* YOUR INSTRUCTIONS *
Reproduce the lines unchanged, from the start of the records through the line containing "- login-heading: Login: [636, 196, 696, 221]". Include both ends.

------------------------------------

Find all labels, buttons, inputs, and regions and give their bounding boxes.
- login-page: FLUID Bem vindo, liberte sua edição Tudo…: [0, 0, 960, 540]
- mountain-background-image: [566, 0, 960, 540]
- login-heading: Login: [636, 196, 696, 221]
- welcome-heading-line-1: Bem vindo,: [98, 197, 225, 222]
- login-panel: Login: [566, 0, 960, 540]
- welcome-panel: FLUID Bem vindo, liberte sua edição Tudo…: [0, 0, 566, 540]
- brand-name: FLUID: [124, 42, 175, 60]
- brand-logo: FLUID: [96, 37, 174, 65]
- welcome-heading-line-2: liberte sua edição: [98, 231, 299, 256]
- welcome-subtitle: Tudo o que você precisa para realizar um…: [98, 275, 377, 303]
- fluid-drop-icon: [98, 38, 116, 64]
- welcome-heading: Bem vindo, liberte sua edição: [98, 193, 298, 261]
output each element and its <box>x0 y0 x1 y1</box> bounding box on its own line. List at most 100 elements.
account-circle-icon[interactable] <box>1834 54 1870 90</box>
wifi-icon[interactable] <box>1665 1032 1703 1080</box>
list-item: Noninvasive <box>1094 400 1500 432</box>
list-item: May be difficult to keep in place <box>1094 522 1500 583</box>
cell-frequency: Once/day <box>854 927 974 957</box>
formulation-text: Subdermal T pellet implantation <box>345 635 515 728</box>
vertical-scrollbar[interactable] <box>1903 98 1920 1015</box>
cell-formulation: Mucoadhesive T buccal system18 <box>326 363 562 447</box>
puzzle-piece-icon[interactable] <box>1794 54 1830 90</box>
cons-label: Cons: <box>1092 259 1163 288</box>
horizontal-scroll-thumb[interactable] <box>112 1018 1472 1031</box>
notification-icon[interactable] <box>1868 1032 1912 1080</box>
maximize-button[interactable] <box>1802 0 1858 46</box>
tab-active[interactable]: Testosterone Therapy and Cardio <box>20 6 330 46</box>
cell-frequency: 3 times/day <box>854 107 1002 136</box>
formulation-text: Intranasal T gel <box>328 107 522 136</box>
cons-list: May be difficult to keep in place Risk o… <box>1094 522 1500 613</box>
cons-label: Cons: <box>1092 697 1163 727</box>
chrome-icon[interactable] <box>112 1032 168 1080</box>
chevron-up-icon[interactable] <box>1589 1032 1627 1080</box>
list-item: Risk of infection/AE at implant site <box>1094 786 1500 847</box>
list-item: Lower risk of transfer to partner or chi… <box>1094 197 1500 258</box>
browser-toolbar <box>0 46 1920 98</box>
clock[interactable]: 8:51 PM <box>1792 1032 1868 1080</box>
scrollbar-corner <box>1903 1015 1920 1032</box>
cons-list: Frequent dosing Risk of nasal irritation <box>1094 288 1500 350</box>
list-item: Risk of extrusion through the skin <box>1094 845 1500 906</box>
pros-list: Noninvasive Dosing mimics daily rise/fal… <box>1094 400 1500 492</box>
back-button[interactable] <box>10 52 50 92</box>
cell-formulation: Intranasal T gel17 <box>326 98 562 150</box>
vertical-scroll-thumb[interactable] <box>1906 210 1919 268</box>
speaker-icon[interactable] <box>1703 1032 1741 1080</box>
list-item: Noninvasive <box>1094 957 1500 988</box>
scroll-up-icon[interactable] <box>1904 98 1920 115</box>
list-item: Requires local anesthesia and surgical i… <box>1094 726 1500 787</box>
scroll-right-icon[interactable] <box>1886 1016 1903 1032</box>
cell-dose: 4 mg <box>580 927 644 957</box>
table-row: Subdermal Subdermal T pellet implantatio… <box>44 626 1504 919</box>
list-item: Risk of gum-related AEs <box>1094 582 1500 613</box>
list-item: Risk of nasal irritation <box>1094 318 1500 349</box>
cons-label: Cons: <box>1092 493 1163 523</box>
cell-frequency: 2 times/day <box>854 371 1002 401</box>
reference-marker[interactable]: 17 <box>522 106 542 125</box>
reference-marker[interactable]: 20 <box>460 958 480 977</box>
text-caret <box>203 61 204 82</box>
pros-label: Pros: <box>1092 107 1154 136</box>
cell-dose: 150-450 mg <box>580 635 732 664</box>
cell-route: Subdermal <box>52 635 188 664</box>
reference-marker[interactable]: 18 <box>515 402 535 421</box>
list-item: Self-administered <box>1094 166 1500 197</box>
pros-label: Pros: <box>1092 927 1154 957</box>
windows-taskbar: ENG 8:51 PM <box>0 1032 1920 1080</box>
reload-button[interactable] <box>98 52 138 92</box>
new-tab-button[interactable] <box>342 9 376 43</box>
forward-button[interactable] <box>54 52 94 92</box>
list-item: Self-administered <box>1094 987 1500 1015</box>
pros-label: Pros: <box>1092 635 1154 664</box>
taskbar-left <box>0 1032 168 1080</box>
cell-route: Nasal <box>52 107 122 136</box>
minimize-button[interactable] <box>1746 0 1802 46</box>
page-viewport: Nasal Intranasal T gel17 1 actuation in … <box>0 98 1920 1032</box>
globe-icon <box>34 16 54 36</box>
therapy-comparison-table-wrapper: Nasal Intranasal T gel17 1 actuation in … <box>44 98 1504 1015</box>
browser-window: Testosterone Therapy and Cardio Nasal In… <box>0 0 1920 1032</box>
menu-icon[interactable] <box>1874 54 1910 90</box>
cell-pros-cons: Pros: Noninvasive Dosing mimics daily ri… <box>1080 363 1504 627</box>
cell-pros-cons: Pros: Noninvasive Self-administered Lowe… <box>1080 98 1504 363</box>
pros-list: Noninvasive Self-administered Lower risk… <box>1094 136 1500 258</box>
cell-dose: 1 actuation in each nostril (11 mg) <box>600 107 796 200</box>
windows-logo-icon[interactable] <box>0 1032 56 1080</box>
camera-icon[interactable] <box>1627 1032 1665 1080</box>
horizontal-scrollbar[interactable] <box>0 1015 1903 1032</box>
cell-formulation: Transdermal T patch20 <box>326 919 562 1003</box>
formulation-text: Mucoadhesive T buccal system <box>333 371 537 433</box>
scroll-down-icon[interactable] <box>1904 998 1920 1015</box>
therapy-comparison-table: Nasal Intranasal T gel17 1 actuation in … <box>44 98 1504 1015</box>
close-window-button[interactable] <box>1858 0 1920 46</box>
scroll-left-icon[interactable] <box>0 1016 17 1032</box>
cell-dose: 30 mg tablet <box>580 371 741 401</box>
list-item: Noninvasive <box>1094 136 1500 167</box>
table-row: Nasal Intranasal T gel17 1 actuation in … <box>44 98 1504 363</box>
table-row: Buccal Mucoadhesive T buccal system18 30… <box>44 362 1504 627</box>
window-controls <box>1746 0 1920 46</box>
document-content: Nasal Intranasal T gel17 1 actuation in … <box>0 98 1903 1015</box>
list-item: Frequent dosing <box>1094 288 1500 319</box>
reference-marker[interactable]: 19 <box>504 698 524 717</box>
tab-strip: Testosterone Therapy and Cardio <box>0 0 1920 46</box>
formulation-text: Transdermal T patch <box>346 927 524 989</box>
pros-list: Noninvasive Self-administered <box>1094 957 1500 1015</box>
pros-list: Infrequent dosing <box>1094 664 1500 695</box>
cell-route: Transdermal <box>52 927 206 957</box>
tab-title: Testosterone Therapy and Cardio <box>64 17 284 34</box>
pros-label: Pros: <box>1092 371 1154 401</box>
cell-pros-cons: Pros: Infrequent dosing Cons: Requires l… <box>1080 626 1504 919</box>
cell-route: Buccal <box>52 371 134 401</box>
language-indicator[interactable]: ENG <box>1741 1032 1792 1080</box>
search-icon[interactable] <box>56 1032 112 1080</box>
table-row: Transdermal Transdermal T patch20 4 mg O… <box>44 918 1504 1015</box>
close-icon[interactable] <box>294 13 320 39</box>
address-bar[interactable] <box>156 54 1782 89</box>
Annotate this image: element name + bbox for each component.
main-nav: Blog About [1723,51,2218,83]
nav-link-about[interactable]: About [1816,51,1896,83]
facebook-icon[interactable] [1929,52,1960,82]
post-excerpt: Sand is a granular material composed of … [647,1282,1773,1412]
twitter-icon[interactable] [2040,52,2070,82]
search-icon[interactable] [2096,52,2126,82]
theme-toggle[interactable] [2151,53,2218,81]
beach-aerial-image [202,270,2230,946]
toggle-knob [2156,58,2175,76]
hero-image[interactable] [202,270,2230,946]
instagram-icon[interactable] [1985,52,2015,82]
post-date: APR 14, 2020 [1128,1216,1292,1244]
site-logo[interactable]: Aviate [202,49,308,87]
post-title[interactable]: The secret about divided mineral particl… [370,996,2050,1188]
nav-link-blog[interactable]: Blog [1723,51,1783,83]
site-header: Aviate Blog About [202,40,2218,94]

------------------------------------

* REPLY *
Find all labels, buttons, inputs, and regions and give their bounding boxes.
- login-page: FLUID Bem vindo, liberte sua edição Tudo…: [0, 0, 960, 540]
- mountain-background-image: [566, 0, 960, 540]
- login-heading: Login: [636, 196, 696, 221]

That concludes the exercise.